Copy out every line exactly as given.

* START DATA FOR THIS EXERCISE *

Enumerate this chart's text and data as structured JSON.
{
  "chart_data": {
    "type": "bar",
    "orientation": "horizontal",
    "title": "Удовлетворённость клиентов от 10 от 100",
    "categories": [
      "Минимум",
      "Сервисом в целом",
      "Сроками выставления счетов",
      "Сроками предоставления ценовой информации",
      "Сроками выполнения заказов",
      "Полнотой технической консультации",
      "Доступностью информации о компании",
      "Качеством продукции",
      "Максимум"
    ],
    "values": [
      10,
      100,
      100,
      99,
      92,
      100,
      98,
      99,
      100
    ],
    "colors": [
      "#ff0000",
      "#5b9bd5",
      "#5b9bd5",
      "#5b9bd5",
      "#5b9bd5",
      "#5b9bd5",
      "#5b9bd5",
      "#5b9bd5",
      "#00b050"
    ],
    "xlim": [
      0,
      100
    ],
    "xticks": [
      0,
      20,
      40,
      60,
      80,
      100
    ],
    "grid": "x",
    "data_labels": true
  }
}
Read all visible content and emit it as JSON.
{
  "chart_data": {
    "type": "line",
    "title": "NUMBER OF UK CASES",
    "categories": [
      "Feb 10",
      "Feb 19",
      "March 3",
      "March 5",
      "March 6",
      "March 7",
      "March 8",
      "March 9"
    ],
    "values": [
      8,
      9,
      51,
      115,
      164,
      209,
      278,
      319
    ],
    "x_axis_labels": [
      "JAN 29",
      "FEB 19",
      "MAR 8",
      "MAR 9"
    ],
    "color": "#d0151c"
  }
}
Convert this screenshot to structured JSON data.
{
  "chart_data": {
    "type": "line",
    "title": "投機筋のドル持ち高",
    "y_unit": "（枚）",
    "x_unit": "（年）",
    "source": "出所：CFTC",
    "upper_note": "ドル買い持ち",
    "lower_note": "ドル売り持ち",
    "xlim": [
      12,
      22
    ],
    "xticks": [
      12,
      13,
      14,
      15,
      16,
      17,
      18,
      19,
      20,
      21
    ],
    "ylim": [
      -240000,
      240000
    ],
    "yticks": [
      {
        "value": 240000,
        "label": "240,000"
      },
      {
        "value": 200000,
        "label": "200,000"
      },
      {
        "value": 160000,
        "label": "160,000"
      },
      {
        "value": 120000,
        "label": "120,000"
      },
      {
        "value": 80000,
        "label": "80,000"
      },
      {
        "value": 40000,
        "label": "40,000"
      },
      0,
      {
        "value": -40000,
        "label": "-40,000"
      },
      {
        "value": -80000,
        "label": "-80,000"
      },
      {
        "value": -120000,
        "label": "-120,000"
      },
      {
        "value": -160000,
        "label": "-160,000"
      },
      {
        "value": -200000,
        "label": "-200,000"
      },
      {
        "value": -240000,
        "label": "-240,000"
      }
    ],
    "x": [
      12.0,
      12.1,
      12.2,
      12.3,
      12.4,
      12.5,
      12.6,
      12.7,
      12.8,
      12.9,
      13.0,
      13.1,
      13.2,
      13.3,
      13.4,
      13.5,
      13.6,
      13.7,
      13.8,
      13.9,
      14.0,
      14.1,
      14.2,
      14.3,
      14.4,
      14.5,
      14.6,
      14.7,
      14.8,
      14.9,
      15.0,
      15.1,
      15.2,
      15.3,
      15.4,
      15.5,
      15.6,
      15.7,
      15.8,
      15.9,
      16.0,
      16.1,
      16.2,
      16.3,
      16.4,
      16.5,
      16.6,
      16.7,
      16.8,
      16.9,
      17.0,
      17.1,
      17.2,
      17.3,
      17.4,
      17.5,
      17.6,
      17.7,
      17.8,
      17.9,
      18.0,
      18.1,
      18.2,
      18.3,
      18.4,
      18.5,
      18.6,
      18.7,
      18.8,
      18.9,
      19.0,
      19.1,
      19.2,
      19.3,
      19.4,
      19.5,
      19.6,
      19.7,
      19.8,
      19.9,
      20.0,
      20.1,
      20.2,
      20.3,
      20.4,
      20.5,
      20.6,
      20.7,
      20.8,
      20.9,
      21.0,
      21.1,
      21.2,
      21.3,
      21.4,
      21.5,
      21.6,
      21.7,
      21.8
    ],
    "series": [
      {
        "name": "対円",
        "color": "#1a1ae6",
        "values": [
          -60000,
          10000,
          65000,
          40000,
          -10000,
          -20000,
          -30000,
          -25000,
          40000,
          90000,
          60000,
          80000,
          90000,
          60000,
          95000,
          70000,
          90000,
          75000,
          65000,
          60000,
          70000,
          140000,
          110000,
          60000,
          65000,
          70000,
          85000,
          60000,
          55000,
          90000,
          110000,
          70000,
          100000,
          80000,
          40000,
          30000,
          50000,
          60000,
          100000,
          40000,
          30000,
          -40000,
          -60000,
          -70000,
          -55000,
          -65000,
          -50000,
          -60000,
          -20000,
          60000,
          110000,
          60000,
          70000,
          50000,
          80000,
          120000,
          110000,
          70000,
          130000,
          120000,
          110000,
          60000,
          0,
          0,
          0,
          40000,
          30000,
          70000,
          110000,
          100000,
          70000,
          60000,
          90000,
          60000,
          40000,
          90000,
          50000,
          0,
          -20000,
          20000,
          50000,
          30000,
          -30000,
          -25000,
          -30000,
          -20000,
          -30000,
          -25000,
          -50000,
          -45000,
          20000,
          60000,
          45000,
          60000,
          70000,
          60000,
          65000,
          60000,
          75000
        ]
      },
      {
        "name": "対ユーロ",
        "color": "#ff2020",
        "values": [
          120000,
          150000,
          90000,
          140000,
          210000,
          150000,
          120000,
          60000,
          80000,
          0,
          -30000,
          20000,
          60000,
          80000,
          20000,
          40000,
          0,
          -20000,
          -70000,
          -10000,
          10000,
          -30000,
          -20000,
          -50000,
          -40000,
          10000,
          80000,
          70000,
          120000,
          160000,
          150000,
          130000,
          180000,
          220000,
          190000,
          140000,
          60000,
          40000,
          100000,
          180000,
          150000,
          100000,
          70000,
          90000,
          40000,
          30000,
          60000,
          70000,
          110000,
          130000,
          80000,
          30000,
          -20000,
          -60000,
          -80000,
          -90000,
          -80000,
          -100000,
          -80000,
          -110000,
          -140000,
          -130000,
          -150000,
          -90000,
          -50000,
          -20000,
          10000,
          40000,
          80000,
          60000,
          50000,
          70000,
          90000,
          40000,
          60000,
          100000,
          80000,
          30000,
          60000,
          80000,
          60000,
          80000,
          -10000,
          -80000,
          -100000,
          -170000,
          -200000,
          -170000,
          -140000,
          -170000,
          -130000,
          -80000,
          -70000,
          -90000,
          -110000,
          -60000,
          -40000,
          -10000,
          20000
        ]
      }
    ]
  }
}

* END DATA FOR THIS EXERCISE *

## CORRECT OUTPUT
Enumerate this chart's text and data as structured JSON.
{
  "chart_data": {
    "type": "bar",
    "orientation": "horizontal",
    "title": "Удовлетворённость клиентов от 10 от 100",
    "categories": [
      "Минимум",
      "Сервисом в целом",
      "Сроками выставления счетов",
      "Сроками предоставления ценовой информации",
      "Сроками выполнения заказов",
      "Полнотой технической консультации",
      "Доступностью информации о компании",
      "Качеством продукции",
      "Максимум"
    ],
    "values": [
      10,
      100,
      100,
      99,
      92,
      100,
      98,
      99,
      100
    ],
    "colors": [
      "#ff0000",
      "#5b9bd5",
      "#5b9bd5",
      "#5b9bd5",
      "#5b9bd5",
      "#5b9bd5",
      "#5b9bd5",
      "#5b9bd5",
      "#00b050"
    ],
    "xlim": [
      0,
      100
    ],
    "xticks": [
      0,
      20,
      40,
      60,
      80,
      100
    ],
    "grid": "x",
    "data_labels": true
  }
}
Read all visible content and emit it as JSON.
{
  "chart_data": {
    "type": "line",
    "title": "NUMBER OF UK CASES",
    "categories": [
      "Feb 10",
      "Feb 19",
      "March 3",
      "March 5",
      "March 6",
      "March 7",
      "March 8",
      "March 9"
    ],
    "values": [
      8,
      9,
      51,
      115,
      164,
      209,
      278,
      319
    ],
    "x_axis_labels": [
      "JAN 29",
      "FEB 19",
      "MAR 8",
      "MAR 9"
    ],
    "color": "#d0151c"
  }
}
Convert this screenshot to structured JSON data.
{
  "chart_data": {
    "type": "line",
    "title": "投機筋のドル持ち高",
    "y_unit": "（枚）",
    "x_unit": "（年）",
    "source": "出所：CFTC",
    "upper_note": "ドル買い持ち",
    "lower_note": "ドル売り持ち",
    "xlim": [
      12,
      22
    ],
    "xticks": [
      12,
      13,
      14,
      15,
      16,
      17,
      18,
      19,
      20,
      21
    ],
    "ylim": [
      -240000,
      240000
    ],
    "yticks": [
      {
        "value": 240000,
        "label": "240,000"
      },
      {
        "value": 200000,
        "label": "200,000"
      },
      {
        "value": 160000,
        "label": "160,000"
      },
      {
        "value": 120000,
        "label": "120,000"
      },
      {
        "value": 80000,
        "label": "80,000"
      },
      {
        "value": 40000,
        "label": "40,000"
      },
      0,
      {
        "value": -40000,
        "label": "-40,000"
      },
      {
        "value": -80000,
        "label": "-80,000"
      },
      {
        "value": -120000,
        "label": "-120,000"
      },
      {
        "value": -160000,
        "label": "-160,000"
      },
      {
        "value": -200000,
        "label": "-200,000"
      },
      {
        "value": -240000,
        "label": "-240,000"
      }
    ],
    "x": [
      12.0,
      12.1,
      12.2,
      12.3,
      12.4,
      12.5,
      12.6,
      12.7,
      12.8,
      12.9,
      13.0,
      13.1,
      13.2,
      13.3,
      13.4,
      13.5,
      13.6,
      13.7,
      13.8,
      13.9,
      14.0,
      14.1,
      14.2,
      14.3,
      14.4,
      14.5,
      14.6,
      14.7,
      14.8,
      14.9,
      15.0,
      15.1,
      15.2,
      15.3,
      15.4,
      15.5,
      15.6,
      15.7,
      15.8,
      15.9,
      16.0,
      16.1,
      16.2,
      16.3,
      16.4,
      16.5,
      16.6,
      16.7,
      16.8,
      16.9,
      17.0,
      17.1,
      17.2,
      17.3,
      17.4,
      17.5,
      17.6,
      17.7,
      17.8,
      17.9,
      18.0,
      18.1,
      18.2,
      18.3,
      18.4,
      18.5,
      18.6,
      18.7,
      18.8,
      18.9,
      19.0,
      19.1,
      19.2,
      19.3,
      19.4,
      19.5,
      19.6,
      19.7,
      19.8,
      19.9,
      20.0,
      20.1,
      20.2,
      20.3,
      20.4,
      20.5,
      20.6,
      20.7,
      20.8,
      20.9,
      21.0,
      21.1,
      21.2,
      21.3,
      21.4,
      21.5,
      21.6,
      21.7,
      21.8
    ],
    "series": [
      {
        "name": "対円",
        "color": "#1a1ae6",
        "values": [
          -60000,
          10000,
          65000,
          40000,
          -10000,
          -20000,
          -30000,
          -25000,
          40000,
          90000,
          60000,
          80000,
          90000,
          60000,
          95000,
          70000,
          90000,
          75000,
          65000,
          60000,
          70000,
          140000,
          110000,
          60000,
          65000,
          70000,
          85000,
          60000,
          55000,
          90000,
          110000,
          70000,
          100000,
          80000,
          40000,
          30000,
          50000,
          60000,
          100000,
          40000,
          30000,
          -40000,
          -60000,
          -70000,
          -55000,
          -65000,
          -50000,
          -60000,
          -20000,
          60000,
          110000,
          60000,
          70000,
          50000,
          80000,
          120000,
          110000,
          70000,
          130000,
          120000,
          110000,
          60000,
          0,
          0,
          0,
          40000,
          30000,
          70000,
          110000,
          100000,
          70000,
          60000,
          90000,
          60000,
          40000,
          90000,
          50000,
          0,
          -20000,
          20000,
          50000,
          30000,
          -30000,
          -25000,
          -30000,
          -20000,
          -30000,
          -25000,
          -50000,
          -45000,
          20000,
          60000,
          45000,
          60000,
          70000,
          60000,
          65000,
          60000,
          75000
        ]
      },
      {
        "name": "対ユーロ",
        "color": "#ff2020",
        "values": [
          120000,
          150000,
          90000,
          140000,
          210000,
          150000,
          120000,
          60000,
          80000,
          0,
          -30000,
          20000,
          60000,
          80000,
          20000,
          40000,
          0,
          -20000,
          -70000,
          -10000,
          10000,
          -30000,
          -20000,
          -50000,
          -40000,
          10000,
          80000,
          70000,
          120000,
          160000,
          150000,
          130000,
          180000,
          220000,
          190000,
          140000,
          60000,
          40000,
          100000,
          180000,
          150000,
          100000,
          70000,
          90000,
          40000,
          30000,
          60000,
          70000,
          110000,
          130000,
          80000,
          30000,
          -20000,
          -60000,
          -80000,
          -90000,
          -80000,
          -100000,
          -80000,
          -110000,
          -140000,
          -130000,
          -150000,
          -90000,
          -50000,
          -20000,
          10000,
          40000,
          80000,
          60000,
          50000,
          70000,
          90000,
          40000,
          60000,
          100000,
          80000,
          30000,
          60000,
          80000,
          60000,
          80000,
          -10000,
          -80000,
          -100000,
          -170000,
          -200000,
          -170000,
          -140000,
          -170000,
          -130000,
          -80000,
          -70000,
          -90000,
          -110000,
          -60000,
          -40000,
          -10000,
          20000
        ]
      }
    ]
  }
}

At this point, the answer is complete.